WORK INSTRUCTIONS
Using the data beneath, show every line that includes the word "marker".
--
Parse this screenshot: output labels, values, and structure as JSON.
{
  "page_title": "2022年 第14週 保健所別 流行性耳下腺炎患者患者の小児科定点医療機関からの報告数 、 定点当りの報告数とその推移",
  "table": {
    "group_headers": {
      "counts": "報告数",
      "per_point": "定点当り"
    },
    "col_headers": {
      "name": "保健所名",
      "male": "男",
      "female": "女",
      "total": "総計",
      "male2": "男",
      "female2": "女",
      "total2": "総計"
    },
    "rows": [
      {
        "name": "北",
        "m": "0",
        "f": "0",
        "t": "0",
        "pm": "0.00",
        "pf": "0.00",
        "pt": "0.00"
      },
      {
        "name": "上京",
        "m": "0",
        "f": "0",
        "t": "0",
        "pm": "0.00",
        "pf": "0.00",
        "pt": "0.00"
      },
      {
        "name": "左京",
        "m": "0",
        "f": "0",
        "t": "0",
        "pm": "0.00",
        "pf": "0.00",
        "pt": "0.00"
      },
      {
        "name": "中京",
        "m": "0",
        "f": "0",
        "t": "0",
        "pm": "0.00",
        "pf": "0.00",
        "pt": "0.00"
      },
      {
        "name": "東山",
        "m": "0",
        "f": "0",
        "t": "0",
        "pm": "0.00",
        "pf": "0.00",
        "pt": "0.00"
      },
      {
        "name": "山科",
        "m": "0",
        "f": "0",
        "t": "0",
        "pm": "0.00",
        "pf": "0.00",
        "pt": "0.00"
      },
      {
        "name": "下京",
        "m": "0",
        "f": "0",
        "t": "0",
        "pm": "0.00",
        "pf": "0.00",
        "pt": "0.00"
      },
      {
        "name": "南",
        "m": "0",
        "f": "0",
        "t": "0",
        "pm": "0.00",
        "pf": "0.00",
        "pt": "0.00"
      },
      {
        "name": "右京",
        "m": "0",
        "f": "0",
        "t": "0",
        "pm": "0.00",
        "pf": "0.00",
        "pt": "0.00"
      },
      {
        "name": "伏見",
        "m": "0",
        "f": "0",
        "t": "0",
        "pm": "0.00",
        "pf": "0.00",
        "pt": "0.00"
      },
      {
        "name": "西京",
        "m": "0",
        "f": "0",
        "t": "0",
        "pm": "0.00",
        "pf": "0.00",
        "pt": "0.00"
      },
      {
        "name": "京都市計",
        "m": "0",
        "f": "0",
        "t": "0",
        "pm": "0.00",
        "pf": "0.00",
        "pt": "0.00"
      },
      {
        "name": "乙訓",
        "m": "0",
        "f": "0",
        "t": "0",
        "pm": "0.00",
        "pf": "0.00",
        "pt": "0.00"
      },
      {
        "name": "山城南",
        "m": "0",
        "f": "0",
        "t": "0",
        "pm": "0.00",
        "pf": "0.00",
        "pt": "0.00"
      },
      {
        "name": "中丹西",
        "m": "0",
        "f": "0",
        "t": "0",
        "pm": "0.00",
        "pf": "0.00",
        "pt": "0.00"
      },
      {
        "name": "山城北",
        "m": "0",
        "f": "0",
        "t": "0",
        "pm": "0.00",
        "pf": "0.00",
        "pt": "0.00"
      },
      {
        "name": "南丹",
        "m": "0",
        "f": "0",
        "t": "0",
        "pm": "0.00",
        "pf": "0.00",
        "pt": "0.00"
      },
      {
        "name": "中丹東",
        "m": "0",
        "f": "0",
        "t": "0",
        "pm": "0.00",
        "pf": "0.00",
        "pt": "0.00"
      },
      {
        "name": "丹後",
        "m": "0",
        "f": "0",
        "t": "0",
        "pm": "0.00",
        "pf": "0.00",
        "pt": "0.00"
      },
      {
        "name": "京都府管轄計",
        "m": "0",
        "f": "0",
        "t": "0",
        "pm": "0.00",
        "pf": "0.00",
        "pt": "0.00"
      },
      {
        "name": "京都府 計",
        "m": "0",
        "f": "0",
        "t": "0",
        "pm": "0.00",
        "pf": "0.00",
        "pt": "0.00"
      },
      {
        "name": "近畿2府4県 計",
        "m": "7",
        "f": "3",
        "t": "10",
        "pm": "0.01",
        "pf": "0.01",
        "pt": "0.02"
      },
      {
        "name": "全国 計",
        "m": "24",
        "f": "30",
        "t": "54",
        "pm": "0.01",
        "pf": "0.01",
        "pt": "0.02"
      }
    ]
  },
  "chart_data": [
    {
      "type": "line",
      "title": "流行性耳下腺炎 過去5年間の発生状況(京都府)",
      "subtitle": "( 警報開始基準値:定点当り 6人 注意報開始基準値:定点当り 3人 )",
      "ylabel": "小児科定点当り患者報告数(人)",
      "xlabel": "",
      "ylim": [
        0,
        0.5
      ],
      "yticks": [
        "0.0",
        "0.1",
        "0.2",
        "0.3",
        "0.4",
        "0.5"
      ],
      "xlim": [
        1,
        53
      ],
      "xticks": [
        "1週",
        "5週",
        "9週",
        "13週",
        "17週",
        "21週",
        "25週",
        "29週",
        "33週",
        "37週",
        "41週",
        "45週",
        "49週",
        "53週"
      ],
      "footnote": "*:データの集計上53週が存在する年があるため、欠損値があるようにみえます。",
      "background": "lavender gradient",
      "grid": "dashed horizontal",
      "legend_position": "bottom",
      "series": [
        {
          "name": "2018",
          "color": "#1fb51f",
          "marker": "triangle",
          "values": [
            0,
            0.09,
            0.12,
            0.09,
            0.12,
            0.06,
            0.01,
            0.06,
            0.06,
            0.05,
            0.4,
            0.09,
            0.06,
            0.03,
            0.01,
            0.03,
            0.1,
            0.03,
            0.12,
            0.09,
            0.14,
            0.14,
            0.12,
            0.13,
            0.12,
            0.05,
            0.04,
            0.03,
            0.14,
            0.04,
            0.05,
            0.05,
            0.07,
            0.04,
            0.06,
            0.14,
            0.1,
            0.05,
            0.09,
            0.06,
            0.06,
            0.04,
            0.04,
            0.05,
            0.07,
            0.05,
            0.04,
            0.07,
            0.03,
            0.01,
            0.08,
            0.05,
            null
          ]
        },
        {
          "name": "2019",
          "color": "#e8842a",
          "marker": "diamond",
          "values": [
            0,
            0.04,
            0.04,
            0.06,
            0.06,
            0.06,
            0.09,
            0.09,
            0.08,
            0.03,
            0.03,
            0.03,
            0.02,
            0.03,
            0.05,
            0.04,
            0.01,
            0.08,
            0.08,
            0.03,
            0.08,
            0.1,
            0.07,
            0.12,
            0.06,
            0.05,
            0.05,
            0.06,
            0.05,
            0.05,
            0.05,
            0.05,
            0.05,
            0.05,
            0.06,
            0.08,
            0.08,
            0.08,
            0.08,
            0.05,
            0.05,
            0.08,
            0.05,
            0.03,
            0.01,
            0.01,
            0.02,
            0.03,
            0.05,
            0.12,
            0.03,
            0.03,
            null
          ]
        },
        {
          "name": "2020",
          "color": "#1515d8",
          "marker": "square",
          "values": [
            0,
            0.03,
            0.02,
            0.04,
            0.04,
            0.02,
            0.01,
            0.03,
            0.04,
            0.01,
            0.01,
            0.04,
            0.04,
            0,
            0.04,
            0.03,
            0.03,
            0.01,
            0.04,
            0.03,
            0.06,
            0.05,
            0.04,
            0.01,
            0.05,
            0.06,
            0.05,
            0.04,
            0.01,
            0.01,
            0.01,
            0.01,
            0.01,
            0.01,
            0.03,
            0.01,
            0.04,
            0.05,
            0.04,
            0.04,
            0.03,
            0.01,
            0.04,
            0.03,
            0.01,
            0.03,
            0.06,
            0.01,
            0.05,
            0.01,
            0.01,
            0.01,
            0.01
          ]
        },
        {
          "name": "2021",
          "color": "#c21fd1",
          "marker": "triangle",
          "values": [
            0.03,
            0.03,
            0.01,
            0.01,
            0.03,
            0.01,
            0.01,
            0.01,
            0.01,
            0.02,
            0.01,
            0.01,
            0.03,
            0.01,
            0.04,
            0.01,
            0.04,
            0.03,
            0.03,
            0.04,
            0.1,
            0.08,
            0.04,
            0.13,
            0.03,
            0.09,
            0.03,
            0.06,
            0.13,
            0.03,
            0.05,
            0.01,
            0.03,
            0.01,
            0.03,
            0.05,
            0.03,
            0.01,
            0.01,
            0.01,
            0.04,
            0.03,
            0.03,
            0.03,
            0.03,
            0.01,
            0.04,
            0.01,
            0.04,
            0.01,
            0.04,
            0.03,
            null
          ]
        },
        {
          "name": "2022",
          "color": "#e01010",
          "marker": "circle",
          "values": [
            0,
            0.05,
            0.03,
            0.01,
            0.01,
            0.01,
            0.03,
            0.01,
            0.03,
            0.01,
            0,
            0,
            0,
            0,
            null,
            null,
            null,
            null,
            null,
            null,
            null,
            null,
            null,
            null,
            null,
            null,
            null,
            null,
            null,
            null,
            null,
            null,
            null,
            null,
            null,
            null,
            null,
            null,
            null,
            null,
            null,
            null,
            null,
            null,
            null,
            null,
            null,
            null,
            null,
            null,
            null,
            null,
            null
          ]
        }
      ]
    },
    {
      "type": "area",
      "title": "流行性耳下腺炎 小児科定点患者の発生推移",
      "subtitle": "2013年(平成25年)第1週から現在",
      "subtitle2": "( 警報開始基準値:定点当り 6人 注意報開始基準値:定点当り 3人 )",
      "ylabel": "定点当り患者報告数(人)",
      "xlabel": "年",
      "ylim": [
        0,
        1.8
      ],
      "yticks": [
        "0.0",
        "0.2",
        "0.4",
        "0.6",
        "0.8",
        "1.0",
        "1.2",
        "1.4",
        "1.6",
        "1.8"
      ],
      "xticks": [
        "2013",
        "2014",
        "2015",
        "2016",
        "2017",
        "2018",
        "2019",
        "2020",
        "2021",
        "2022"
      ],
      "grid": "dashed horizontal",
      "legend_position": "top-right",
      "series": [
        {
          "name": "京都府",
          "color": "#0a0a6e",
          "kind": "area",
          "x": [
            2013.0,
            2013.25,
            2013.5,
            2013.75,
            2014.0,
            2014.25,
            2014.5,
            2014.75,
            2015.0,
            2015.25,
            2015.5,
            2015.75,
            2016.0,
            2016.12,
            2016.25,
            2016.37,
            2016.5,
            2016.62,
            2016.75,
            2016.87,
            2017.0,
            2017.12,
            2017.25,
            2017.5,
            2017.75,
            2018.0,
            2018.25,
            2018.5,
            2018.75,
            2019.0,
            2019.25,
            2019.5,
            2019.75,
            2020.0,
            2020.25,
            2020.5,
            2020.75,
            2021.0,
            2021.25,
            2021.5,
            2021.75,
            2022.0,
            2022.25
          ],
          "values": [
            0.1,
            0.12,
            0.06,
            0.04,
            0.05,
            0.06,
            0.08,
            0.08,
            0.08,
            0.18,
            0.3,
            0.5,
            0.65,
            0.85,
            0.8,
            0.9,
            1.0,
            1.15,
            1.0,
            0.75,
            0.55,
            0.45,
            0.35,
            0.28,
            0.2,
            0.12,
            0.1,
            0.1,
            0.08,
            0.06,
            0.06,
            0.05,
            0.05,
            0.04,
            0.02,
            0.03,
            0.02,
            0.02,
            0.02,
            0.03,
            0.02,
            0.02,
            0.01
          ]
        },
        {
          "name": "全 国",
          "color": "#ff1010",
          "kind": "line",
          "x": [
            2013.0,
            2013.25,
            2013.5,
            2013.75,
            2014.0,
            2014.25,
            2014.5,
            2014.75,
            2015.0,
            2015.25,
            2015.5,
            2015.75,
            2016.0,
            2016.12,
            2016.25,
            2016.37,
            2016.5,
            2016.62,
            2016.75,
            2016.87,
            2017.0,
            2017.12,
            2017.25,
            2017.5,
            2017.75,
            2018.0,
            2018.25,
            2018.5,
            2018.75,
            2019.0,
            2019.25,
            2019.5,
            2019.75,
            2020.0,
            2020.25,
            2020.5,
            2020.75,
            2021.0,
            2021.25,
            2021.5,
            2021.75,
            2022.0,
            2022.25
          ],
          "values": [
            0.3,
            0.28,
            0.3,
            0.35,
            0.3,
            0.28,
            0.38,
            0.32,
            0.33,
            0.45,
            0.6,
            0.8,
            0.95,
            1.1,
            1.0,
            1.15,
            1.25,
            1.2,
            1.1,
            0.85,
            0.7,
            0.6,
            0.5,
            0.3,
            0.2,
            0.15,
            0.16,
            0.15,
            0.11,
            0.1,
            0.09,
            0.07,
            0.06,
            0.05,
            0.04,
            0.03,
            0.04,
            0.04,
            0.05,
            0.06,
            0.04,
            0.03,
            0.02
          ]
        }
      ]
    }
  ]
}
--
FULL OUTPUT
          "marker": "triangle",
          "marker": "diamond",
          "marker": "square",
          "marker": "triangle",
          "marker": "circle",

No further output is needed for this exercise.